REQUIRED WORK
Copy each line of the records that contains the word "novoc".

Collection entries
========
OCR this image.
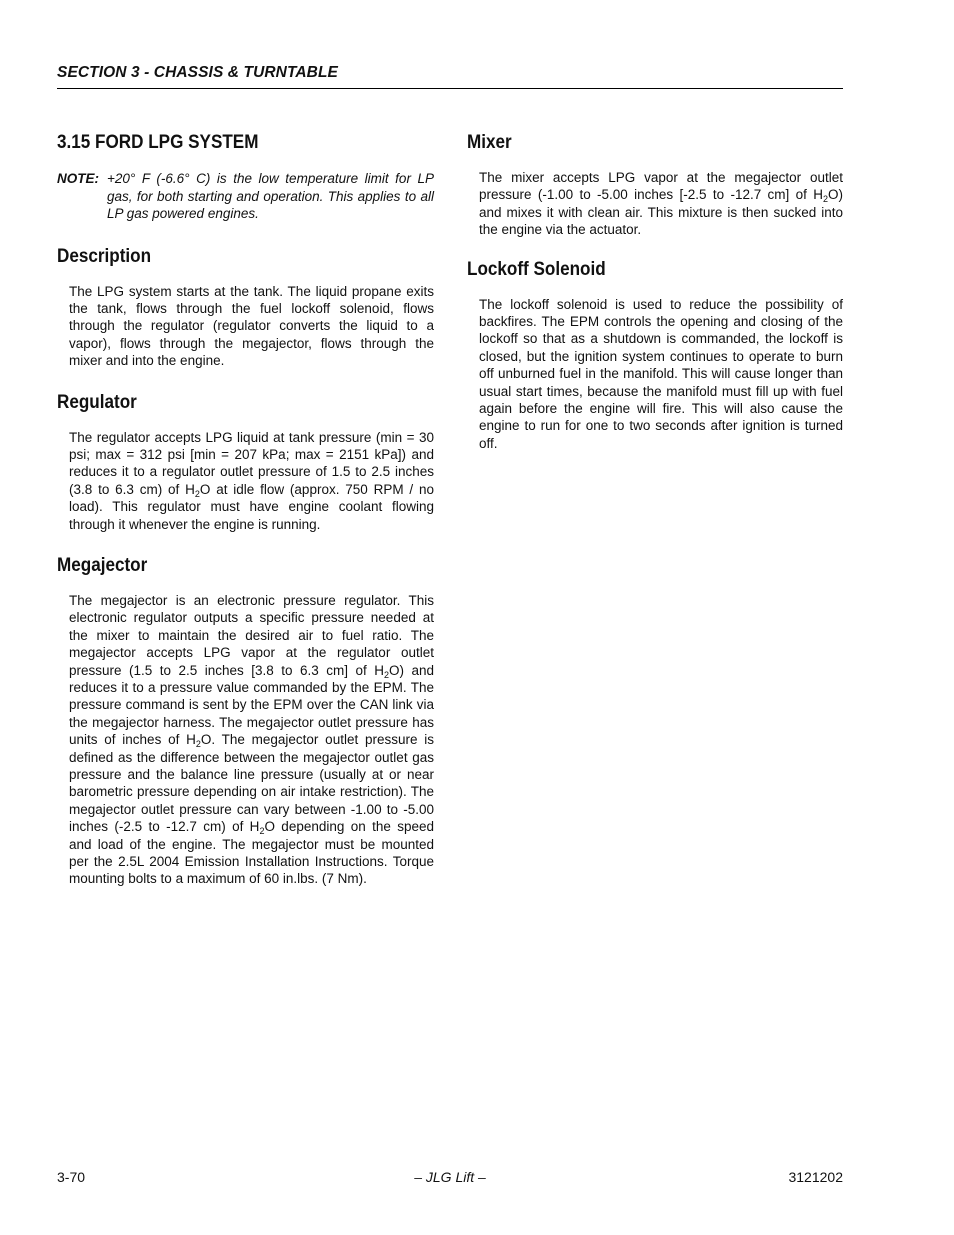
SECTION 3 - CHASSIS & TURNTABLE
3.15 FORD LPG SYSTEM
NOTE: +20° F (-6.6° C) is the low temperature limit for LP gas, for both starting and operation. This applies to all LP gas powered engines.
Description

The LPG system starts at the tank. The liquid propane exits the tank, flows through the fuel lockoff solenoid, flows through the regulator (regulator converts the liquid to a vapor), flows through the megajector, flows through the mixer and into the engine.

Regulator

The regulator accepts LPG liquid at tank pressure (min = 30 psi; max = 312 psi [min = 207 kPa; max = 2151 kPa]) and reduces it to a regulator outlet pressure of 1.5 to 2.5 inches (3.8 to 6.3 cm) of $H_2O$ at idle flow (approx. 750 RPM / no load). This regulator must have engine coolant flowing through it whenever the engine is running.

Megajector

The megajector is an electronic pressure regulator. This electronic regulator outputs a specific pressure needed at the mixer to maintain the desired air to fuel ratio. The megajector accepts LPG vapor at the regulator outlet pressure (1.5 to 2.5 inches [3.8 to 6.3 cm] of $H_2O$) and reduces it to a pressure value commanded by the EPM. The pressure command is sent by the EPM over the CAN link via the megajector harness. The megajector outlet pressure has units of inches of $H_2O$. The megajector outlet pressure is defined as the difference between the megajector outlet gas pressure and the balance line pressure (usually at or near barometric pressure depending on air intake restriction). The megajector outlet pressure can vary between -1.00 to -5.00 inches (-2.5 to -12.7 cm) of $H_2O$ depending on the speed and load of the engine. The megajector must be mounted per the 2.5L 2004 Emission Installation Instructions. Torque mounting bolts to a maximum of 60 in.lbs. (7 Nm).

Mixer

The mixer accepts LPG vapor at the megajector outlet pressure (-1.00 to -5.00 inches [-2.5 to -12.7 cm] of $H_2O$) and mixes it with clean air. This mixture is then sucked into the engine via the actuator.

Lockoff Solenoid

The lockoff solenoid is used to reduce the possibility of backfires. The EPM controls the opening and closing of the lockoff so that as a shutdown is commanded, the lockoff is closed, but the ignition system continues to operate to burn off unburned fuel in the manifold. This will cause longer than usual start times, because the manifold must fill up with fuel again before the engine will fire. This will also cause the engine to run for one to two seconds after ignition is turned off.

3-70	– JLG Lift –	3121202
========
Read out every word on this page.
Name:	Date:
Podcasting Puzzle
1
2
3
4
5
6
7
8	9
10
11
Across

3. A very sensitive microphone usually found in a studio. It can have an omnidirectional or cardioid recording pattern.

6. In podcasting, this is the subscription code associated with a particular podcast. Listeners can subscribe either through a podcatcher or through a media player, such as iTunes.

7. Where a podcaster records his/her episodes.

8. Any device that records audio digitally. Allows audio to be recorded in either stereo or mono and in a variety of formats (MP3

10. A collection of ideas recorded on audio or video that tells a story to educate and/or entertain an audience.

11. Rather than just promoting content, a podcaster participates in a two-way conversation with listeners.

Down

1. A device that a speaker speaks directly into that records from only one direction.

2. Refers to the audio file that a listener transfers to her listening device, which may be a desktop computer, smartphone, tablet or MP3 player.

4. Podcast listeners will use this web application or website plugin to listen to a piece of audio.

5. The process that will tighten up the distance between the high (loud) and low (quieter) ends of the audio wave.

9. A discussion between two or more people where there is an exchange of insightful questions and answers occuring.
========
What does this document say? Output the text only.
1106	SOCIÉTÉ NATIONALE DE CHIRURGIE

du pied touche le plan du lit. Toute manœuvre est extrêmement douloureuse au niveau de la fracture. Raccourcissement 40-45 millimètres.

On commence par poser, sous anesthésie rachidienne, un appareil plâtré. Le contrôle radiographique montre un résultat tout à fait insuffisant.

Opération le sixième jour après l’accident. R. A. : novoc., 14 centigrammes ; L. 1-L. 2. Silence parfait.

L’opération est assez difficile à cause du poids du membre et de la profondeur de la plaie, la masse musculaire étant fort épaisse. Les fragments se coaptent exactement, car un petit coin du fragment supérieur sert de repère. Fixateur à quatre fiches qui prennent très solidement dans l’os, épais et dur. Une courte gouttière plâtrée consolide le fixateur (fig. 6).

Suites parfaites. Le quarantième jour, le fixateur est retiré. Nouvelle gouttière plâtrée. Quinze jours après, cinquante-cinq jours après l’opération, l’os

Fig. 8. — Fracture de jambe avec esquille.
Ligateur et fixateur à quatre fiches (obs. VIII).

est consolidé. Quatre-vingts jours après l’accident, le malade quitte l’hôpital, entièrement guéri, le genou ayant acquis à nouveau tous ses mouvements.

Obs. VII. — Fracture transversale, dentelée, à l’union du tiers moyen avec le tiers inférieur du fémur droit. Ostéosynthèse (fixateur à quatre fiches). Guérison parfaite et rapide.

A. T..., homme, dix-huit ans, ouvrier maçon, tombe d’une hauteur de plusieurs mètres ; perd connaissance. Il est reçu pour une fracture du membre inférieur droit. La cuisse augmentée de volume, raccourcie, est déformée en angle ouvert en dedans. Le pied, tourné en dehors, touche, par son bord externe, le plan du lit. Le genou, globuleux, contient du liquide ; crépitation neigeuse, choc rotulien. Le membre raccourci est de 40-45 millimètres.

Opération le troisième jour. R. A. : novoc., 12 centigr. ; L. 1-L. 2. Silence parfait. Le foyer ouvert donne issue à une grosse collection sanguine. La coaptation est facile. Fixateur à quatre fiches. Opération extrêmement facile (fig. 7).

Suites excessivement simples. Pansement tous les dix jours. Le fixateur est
========
TASK RESPONSE
Opération le sixième jour après l’accident. R. A. : novoc., 14 centigrammes ; L. 1-L. 2. Silence parfait.
Opération le troisième jour. R. A. : novoc., 12 centigr. ; L. 1-L. 2. Silence parfait. Le foyer ouvert donne issue à une grosse collection sanguine. La coaptation est facile. Fixateur à quatre fiches. Opération extrêmement facile (fig. 7).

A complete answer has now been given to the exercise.